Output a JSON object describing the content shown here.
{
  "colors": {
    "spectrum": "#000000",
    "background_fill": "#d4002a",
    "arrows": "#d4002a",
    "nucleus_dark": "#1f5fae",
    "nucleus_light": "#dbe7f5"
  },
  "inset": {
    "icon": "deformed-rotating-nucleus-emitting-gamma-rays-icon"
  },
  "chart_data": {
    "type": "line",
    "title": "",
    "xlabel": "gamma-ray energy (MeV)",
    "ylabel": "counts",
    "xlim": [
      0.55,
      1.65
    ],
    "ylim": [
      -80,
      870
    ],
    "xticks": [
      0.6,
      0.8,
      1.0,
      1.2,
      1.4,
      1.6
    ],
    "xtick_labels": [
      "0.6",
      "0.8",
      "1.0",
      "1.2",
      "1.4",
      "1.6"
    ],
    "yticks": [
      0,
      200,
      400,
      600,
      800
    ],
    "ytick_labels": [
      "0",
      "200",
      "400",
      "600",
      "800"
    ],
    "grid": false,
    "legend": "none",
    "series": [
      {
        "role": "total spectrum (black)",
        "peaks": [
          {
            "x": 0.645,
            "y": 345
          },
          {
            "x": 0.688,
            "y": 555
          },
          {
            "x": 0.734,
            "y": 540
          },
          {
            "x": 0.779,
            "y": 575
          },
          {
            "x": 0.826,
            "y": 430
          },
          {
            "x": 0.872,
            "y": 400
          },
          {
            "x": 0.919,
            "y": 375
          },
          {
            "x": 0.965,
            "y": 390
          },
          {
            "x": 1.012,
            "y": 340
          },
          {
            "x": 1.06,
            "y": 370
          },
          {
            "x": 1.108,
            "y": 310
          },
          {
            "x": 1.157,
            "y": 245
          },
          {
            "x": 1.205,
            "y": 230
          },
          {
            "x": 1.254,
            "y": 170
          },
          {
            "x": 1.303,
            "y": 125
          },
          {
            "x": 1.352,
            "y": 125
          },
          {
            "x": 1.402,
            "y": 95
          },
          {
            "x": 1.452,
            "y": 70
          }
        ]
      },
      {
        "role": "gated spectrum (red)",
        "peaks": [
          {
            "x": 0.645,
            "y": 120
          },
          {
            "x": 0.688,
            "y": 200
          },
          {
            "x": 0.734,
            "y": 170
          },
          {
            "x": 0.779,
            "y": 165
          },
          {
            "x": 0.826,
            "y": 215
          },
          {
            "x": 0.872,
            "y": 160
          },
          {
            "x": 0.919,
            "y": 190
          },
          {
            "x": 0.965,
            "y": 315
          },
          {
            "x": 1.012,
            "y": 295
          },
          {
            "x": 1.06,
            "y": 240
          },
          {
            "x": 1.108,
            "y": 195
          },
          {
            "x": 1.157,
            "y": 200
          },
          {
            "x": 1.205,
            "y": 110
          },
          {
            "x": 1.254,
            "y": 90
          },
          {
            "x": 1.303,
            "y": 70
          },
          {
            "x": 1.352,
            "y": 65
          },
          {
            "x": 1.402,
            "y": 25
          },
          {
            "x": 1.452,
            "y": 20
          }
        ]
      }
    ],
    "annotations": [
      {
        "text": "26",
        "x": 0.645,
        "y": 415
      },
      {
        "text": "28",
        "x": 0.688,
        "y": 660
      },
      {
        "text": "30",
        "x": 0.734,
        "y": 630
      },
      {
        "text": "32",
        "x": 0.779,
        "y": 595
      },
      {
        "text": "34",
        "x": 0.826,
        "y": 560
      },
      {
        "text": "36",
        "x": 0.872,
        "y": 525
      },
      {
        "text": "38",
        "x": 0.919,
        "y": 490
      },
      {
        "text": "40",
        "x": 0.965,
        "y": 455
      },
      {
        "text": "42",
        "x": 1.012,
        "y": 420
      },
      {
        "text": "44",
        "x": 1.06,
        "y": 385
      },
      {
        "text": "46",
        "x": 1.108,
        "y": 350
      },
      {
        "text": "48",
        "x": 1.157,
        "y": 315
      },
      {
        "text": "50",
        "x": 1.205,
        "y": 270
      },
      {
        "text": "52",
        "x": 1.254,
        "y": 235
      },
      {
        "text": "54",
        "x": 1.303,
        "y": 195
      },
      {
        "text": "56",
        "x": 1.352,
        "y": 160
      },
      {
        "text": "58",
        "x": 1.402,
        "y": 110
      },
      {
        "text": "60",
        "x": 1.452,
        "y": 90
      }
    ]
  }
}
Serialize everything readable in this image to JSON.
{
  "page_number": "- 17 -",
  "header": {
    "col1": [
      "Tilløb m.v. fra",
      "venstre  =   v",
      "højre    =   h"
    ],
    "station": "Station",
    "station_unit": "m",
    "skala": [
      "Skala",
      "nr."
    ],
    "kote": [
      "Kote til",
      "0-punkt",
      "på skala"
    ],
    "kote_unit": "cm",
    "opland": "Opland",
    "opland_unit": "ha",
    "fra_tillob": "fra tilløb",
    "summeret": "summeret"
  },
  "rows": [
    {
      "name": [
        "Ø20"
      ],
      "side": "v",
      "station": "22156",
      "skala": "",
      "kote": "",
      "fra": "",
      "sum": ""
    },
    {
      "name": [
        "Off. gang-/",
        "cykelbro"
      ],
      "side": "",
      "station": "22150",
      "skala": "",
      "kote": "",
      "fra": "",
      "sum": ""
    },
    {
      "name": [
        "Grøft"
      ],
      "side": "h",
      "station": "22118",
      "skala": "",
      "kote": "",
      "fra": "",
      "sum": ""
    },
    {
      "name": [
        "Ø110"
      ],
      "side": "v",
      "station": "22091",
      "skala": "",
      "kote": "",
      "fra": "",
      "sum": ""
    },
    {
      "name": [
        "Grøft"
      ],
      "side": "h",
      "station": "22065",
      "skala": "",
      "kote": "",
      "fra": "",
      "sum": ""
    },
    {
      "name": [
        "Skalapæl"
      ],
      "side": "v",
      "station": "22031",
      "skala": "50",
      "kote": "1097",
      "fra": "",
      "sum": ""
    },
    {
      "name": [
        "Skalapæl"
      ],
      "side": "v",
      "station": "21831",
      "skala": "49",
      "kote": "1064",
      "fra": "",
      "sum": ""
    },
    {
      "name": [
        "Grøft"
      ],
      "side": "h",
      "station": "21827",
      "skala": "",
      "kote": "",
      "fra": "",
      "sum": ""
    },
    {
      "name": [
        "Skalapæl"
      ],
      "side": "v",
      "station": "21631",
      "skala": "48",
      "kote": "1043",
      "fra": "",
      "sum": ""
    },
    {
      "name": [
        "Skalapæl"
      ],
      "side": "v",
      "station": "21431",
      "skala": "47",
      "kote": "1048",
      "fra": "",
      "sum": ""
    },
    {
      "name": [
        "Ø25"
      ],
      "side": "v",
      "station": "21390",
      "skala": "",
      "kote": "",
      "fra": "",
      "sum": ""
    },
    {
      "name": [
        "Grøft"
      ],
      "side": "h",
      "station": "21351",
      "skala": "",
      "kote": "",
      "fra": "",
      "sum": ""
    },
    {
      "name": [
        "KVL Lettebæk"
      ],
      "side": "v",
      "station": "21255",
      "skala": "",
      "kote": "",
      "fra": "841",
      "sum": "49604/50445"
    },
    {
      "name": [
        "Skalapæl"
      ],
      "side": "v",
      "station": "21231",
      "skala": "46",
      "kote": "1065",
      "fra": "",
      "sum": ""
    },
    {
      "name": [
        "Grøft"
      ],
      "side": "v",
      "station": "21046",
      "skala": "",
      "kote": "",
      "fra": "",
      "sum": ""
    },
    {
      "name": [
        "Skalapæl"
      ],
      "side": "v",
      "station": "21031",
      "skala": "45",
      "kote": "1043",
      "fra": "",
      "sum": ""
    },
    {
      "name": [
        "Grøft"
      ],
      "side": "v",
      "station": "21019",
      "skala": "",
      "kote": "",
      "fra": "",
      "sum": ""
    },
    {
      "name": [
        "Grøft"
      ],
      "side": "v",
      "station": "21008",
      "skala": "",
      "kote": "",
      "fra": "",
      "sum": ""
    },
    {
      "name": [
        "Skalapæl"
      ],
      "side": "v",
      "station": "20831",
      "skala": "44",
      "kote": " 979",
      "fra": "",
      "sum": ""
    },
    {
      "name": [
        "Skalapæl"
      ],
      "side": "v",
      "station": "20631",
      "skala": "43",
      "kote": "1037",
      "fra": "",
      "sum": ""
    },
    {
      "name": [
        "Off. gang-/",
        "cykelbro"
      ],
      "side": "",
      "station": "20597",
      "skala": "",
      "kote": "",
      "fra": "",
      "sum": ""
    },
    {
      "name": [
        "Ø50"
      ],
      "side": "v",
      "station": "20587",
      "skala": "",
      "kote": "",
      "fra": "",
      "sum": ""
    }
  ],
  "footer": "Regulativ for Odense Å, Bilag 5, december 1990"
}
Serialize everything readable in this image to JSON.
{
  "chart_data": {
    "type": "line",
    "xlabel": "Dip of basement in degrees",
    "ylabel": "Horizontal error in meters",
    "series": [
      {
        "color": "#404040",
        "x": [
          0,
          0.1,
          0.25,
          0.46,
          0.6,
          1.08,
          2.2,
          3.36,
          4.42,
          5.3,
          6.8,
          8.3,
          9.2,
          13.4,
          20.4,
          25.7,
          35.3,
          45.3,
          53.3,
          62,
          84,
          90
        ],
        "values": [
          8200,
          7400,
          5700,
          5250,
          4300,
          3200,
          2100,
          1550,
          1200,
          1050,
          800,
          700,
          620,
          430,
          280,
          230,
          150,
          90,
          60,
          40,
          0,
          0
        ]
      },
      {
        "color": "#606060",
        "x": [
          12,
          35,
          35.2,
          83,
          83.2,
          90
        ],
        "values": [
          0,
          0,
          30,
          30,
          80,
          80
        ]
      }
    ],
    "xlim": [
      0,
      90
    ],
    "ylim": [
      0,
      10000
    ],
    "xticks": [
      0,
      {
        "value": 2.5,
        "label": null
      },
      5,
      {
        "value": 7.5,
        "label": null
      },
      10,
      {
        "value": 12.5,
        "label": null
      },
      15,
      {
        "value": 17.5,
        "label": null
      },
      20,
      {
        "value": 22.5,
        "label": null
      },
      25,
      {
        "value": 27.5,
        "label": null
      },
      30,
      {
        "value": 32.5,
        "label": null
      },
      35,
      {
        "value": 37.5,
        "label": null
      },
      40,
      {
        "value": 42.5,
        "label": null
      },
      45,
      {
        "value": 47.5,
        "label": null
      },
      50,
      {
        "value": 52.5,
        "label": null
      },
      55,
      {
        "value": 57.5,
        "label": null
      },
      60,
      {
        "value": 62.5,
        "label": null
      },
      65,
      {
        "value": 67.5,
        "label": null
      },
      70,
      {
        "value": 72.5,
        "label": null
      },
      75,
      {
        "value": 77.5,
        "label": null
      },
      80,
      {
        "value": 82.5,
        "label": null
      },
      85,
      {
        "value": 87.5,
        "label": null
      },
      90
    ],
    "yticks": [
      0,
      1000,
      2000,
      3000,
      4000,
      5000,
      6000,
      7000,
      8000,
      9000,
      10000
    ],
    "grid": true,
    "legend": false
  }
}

• • • • • • •

List each line in the listing that contains the string "gamma".

Solution below —
    "icon": "deformed-rotating-nucleus-emitting-gamma-rays-icon"
    "xlabel": "gamma-ray energy (MeV)",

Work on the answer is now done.